--- Task prompt ---
All records below must be retyped exactly.

BEGIN Task data

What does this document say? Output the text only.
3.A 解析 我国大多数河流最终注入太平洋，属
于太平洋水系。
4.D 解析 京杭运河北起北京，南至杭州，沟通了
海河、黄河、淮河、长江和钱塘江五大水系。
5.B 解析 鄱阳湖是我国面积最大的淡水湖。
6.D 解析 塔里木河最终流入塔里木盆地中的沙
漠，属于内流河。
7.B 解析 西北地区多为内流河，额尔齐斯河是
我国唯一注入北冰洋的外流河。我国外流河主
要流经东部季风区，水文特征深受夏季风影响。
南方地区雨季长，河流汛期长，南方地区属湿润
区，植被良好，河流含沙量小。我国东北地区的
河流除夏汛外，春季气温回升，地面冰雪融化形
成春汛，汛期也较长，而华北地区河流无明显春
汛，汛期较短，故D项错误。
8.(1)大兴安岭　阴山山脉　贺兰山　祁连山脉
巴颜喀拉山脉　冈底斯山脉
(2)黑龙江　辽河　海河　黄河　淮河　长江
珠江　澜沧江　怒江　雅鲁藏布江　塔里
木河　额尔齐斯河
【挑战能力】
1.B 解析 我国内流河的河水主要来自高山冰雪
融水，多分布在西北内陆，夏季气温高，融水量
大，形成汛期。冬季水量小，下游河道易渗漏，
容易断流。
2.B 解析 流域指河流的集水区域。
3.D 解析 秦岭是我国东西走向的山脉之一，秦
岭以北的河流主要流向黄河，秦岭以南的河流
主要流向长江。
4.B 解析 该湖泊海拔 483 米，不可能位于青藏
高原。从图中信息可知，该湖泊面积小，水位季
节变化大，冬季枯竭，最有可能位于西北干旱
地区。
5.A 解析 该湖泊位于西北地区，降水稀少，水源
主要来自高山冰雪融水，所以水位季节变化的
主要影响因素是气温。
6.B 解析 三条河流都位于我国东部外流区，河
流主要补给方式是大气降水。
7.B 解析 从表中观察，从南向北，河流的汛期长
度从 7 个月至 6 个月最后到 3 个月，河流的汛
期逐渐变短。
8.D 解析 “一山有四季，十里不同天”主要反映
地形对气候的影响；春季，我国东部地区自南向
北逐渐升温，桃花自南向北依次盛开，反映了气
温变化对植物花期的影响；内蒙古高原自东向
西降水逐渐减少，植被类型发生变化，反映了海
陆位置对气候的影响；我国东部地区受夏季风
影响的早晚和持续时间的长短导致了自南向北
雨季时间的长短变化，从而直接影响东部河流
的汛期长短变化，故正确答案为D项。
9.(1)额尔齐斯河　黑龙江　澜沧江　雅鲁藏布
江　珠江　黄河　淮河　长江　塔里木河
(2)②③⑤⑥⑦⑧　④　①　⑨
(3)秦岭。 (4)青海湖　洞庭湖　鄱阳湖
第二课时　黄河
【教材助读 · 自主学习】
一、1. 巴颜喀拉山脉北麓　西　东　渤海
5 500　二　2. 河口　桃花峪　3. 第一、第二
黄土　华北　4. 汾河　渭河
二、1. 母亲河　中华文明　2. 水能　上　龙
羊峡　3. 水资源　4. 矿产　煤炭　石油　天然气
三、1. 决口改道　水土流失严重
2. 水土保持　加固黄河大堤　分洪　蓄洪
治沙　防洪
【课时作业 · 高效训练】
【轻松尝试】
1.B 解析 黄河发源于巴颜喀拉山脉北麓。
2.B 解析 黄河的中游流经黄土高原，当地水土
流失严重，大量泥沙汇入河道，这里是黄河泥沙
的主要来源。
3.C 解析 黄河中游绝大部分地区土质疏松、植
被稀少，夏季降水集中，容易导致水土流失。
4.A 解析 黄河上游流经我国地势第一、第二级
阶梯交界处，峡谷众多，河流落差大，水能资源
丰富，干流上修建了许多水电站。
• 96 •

END Task data

--- Solution for this exercise ---
What does this document say? Output the text only.
3.A 解析 我国大多数河流最终注入太平洋，属
于太平洋水系。
4.D 解析 京杭运河北起北京，南至杭州，沟通了
海河、黄河、淮河、长江和钱塘江五大水系。
5.B 解析 鄱阳湖是我国面积最大的淡水湖。
6.D 解析 塔里木河最终流入塔里木盆地中的沙
漠，属于内流河。
7.B 解析 西北地区多为内流河，额尔齐斯河是
我国唯一注入北冰洋的外流河。我国外流河主
要流经东部季风区，水文特征深受夏季风影响。
南方地区雨季长，河流汛期长，南方地区属湿润
区，植被良好，河流含沙量小。我国东北地区的
河流除夏汛外，春季气温回升，地面冰雪融化形
成春汛，汛期也较长，而华北地区河流无明显春
汛，汛期较短，故D项错误。
8.(1)大兴安岭　阴山山脉　贺兰山　祁连山脉
巴颜喀拉山脉　冈底斯山脉
(2)黑龙江　辽河　海河　黄河　淮河　长江
珠江　澜沧江　怒江　雅鲁藏布江　塔里
木河　额尔齐斯河
【挑战能力】
1.B 解析 我国内流河的河水主要来自高山冰雪
融水，多分布在西北内陆，夏季气温高，融水量
大，形成汛期。冬季水量小，下游河道易渗漏，
容易断流。
2.B 解析 流域指河流的集水区域。
3.D 解析 秦岭是我国东西走向的山脉之一，秦
岭以北的河流主要流向黄河，秦岭以南的河流
主要流向长江。
4.B 解析 该湖泊海拔 483 米，不可能位于青藏
高原。从图中信息可知，该湖泊面积小，水位季
节变化大，冬季枯竭，最有可能位于西北干旱
地区。
5.A 解析 该湖泊位于西北地区，降水稀少，水源
主要来自高山冰雪融水，所以水位季节变化的
主要影响因素是气温。
6.B 解析 三条河流都位于我国东部外流区，河
流主要补给方式是大气降水。
7.B 解析 从表中观察，从南向北，河流的汛期长
度从 7 个月至 6 个月最后到 3 个月，河流的汛
期逐渐变短。
8.D 解析 “一山有四季，十里不同天”主要反映
地形对气候的影响；春季，我国东部地区自南向
北逐渐升温，桃花自南向北依次盛开，反映了气
温变化对植物花期的影响；内蒙古高原自东向
西降水逐渐减少，植被类型发生变化，反映了海
陆位置对气候的影响；我国东部地区受夏季风
影响的早晚和持续时间的长短导致了自南向北
雨季时间的长短变化，从而直接影响东部河流
的汛期长短变化，故正确答案为D项。
9.(1)额尔齐斯河　黑龙江　澜沧江　雅鲁藏布
江　珠江　黄河　淮河　长江　塔里木河
(2)②③⑤⑥⑦⑧　④　①　⑨
(3)秦岭。 (4)青海湖　洞庭湖　鄱阳湖
第二课时　黄河
【教材助读 · 自主学习】
一、1. 巴颜喀拉山脉北麓　西　东　渤海
5 500　二　2. 河口　桃花峪　3. 第一、第二
黄土　华北　4. 汾河　渭河
二、1. 母亲河　中华文明　2. 水能　上　龙
羊峡　3. 水资源　4. 矿产　煤炭　石油　天然气
三、1. 决口改道　水土流失严重
2. 水土保持　加固黄河大堤　分洪　蓄洪
治沙　防洪
【课时作业 · 高效训练】
【轻松尝试】
1.B 解析 黄河发源于巴颜喀拉山脉北麓。
2.B 解析 黄河的中游流经黄土高原，当地水土
流失严重，大量泥沙汇入河道，这里是黄河泥沙
的主要来源。
3.C 解析 黄河中游绝大部分地区土质疏松、植
被稀少，夏季降水集中，容易导致水土流失。
4.A 解析 黄河上游流经我国地势第一、第二级
阶梯交界处，峡谷众多，河流落差大，水能资源
丰富，干流上修建了许多水电站。
• 96 •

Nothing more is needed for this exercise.